(Records that describe figures)
START
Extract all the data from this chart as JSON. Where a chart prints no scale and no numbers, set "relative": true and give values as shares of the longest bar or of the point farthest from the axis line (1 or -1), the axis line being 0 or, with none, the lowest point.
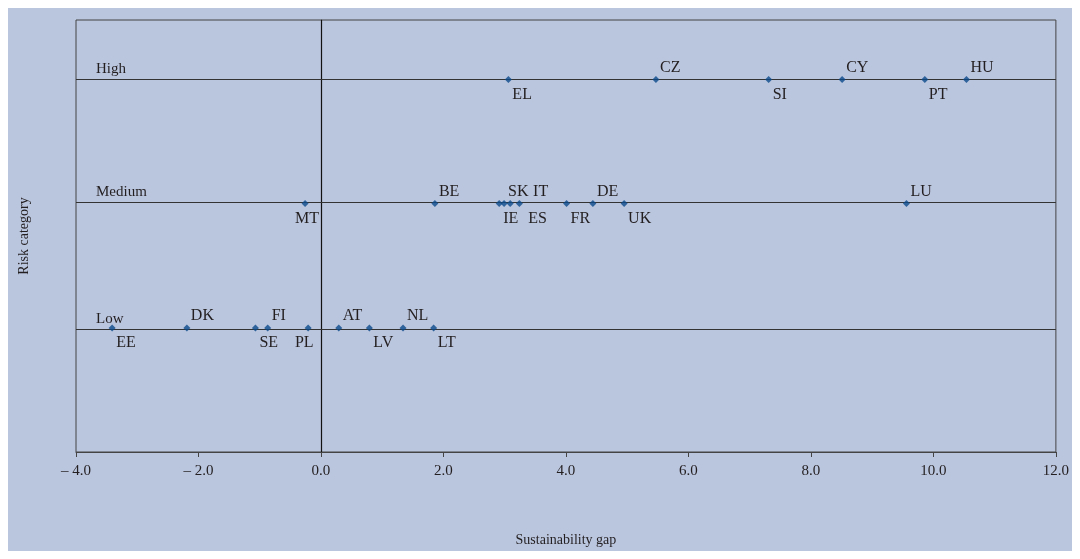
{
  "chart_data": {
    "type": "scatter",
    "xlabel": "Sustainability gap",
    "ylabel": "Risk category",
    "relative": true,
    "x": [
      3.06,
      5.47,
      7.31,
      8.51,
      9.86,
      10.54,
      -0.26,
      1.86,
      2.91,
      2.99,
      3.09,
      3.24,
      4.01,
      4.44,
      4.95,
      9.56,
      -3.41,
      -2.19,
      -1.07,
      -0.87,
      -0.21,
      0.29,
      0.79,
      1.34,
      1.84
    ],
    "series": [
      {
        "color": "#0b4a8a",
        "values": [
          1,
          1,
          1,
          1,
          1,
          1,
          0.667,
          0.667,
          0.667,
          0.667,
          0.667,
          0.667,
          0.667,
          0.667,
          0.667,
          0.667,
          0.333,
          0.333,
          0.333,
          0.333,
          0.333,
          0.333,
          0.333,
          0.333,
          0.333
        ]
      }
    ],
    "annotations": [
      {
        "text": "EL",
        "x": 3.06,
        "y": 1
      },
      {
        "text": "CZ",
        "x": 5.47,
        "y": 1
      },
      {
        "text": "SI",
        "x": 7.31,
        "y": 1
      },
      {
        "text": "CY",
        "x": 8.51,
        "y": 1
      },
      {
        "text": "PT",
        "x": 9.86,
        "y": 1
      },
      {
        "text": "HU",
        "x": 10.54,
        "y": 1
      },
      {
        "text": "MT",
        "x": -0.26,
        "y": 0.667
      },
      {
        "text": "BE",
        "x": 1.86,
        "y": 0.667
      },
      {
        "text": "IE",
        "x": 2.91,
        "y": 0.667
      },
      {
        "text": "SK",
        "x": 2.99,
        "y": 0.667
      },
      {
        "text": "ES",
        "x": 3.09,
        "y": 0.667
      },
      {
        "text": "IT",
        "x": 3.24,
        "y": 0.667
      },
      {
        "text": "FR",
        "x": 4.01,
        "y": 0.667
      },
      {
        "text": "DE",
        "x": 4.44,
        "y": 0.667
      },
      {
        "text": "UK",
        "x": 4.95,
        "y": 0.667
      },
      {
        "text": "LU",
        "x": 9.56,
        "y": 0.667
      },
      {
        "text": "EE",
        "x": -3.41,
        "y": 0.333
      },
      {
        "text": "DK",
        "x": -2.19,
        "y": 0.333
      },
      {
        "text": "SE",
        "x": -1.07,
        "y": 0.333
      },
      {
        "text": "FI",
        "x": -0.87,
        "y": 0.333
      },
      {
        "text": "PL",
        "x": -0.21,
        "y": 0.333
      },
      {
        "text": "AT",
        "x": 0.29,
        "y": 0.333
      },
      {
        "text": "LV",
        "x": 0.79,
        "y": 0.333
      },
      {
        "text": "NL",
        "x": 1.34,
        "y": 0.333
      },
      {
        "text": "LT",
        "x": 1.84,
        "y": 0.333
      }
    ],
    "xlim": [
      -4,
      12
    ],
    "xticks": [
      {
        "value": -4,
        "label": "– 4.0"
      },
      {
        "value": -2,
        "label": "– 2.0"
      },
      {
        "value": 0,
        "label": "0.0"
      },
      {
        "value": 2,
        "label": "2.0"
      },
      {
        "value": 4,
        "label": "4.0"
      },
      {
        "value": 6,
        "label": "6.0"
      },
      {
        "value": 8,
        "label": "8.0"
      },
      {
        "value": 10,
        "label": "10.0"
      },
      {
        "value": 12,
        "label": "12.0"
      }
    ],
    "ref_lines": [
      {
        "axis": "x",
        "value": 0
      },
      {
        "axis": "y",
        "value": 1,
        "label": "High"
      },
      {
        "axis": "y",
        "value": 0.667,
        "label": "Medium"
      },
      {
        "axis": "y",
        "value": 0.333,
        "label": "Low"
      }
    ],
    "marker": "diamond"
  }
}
END
START
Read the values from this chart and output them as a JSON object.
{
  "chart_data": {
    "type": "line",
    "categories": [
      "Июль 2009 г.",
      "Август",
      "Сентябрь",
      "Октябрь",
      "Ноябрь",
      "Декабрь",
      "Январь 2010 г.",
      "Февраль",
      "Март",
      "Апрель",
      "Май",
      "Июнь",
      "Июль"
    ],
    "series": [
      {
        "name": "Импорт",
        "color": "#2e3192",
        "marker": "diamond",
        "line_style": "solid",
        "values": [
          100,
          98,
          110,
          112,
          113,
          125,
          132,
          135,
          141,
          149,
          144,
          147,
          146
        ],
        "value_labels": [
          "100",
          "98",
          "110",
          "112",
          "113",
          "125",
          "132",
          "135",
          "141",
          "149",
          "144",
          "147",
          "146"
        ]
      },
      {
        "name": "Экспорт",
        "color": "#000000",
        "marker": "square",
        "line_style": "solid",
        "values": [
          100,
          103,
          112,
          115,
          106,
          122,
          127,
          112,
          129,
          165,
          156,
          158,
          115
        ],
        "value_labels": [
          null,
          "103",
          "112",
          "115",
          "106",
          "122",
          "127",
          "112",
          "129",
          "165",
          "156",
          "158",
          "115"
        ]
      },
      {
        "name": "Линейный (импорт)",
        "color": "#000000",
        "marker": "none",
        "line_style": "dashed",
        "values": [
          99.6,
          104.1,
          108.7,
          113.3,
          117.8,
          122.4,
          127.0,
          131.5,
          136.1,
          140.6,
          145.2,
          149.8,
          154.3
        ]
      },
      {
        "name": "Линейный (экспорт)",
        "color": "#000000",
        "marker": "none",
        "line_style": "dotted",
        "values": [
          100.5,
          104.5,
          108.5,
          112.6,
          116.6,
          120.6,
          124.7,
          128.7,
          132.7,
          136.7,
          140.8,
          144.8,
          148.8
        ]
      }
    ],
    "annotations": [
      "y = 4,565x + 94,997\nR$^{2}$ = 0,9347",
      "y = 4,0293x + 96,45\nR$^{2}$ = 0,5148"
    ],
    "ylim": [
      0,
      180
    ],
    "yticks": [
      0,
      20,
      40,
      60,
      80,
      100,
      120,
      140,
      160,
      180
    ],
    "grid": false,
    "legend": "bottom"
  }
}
END
Whichever lines contain the string "JSON", select and copy them.

- SOLVED EXERCISE
Extract all the data from this chart as JSON. Where a chart prints no scale and no numbers, set "relative": true and give values as shares of the longest bar or of the point farthest from the axis line (1 or -1), the axis line being 0 or, with none, the lowest point.
Read the values from this chart and output them as a JSON object.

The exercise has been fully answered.